Source text
● ● ● ● ● ● ●
Version-controlled SQL transformations with built-in testing, documentation, and incremental materialization. Models are readable, testable, and portable across warehouses.
ViaCEP and ExchangeRate API provide coherent data that aligns with the Brazilian e-commerce dataset. Geographic enrichment adds city/state/region context. FX conversion demonstrates multi-currency analytics — both are patterns used in production data platforms.
Open-source, self-hosted, zero cost. Prometheus scraping is the industry standard for containerized services. Grafana provides production-grade visualization with auto-provisioned dashboards.
60-second React Query refetch intervals are simpler, more reliable, and sufficient for a batch pipeline that runs daily. No persistent connections to manage, no reconnection logic, no server-side event infrastructure.
Compose is the right tool for an 8-service stack. Kubernetes adds complexity (ingress, services, persistent volume claims, operators) without benefit at this scale. The compose file maps directly to production deployment.
A realistic production deployment for this platform:
| Component | Service | Rationale |
|---|---|---|
| Frontend | Vercel | Zero-config Next.js hosting, CDN, preview deploys per PR |
| API | Render / Fly.io | Container hosting with health checks, auto-restart, free tier |
| PostgreSQL | Neon / Supabase | Serverless Postgres with connection pooling, branching |
| Airflow | EC2 + Docker Compose | Stateful scheduler needs persistent compute; t3.medium is sufficient |
| Monitoring | Same EC2 instance | Prometheus + Grafana co-located with Airflow |
| Category | Commands |
|---|---|
| Quality | make lint · make format · make test-unit · make ci · make precommit |
| Stack | make up · make down · make rebuild · make clean |
| Pipeline | make ingest · make enrich · make transform · make seed |
| Operations | make logs · make status · make verify · make psql · make airflow · make monitoring |
| Job | Validates |
|---|---|
| Backend | Ruff lint, Black format, pytest unit tests |
| Frontend | ESLint, TypeScript, Next.js production build |
| Docker | Compose config + API/frontend image builds |
| Integration | PostgreSQL connectivity + schema creation (push only) |
meridian/
├── .github/workflows/ci.yml # CI pipeline (4 jobs)
● ● ● ● ● ● ●
Tasks to complete
#1 In the data platform overview, which EC2 instance type is named as sufficient for running Airflow?
#2 Rewrite the paragraph of the data platform overview that begins "Compose is the right tool" as a short bulleted list that keeps its main facts.
#3 Continue the data platform overview from the point where it stops.

Given material
● ● ● ● ● ● ●
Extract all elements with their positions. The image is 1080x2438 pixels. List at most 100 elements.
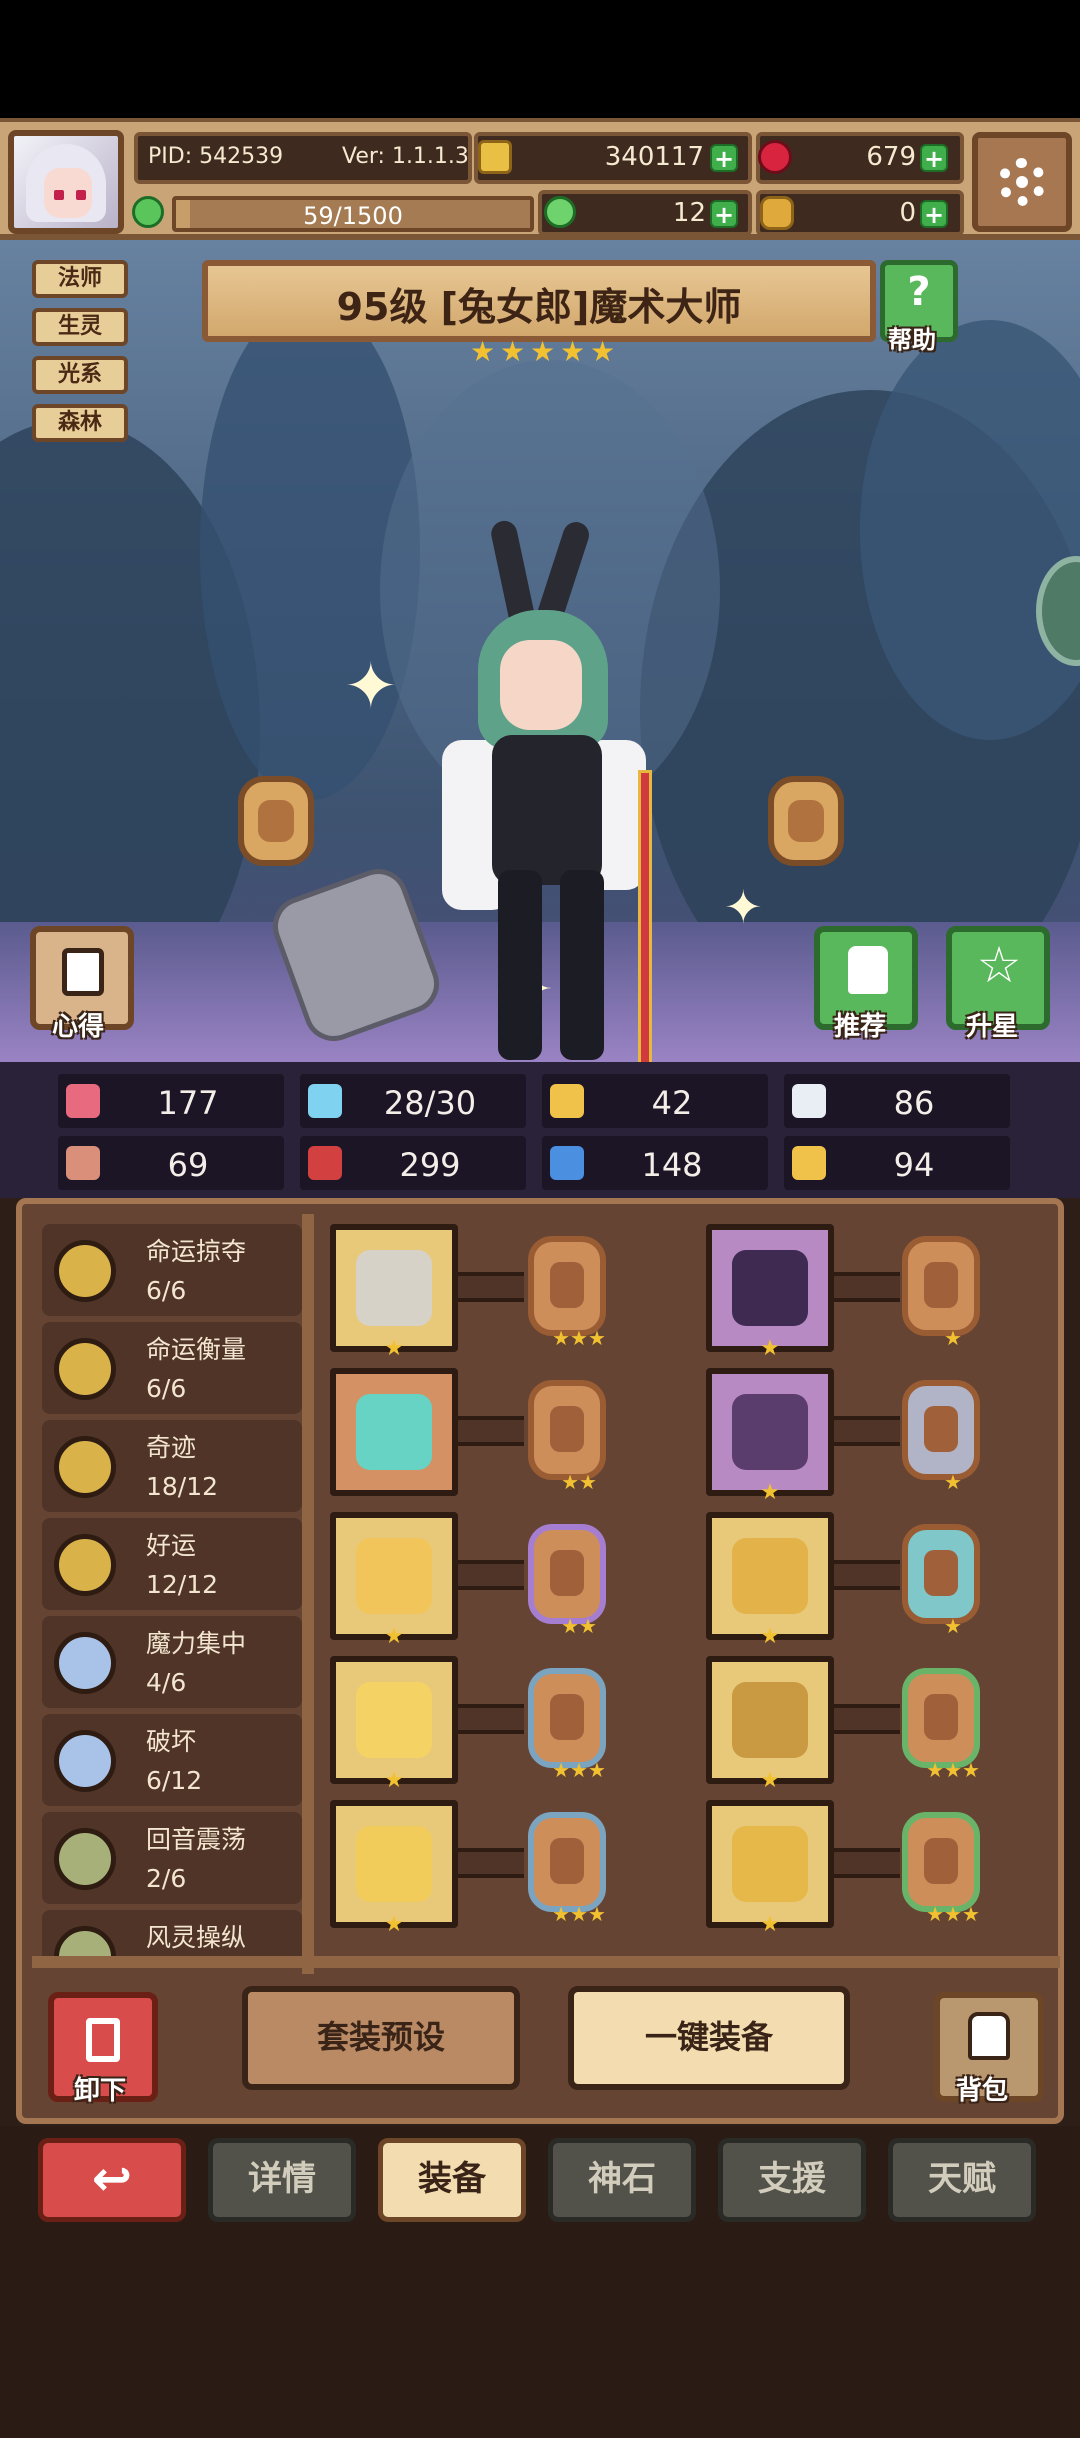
● ● ● ● ● ● ●
Final answers
#1 A t3.medium instance.

#2
- Compose suits an 8-service stack.
- Kubernetes would add complexity (ingress, services, persistent volume claims, operators) with no benefit at this scale.
- The compose file maps directly to production deployment.

#3
├── docker-compose.yml # 8-service orchestration (3 profiles)
├── Dockerfile.{api,frontend,airflow}
├── Makefile # Developer CLI
├── .pre-commit-config.yaml # Ruff + Black hooks
├── pyproject.toml # Ruff, Black, mypy, pytest config
│
├── ingestion/ # Data ingestion layer
│ ├── batch/ # CSV loader + dtype specs
│ ├── api/ # ViaCEP + FX enrichment clients
│ └── utils/ # DB, logging, metrics, performance
│
├── dbt_project/models/ # Transformation models
│ ├── staging/ # 9 views (7 batch + 2 enrichment)
│ └── analytics/ # 7 tables (5 dims + 2 facts)
│
├── api/ # FastAPI backend (16 endpoints)
│ ├── auth.py # API key middleware
│ └── routers/ # pipeline, health, analytics, quality
│
├── frontend/ # Next.js 16 dashboard (4 pages)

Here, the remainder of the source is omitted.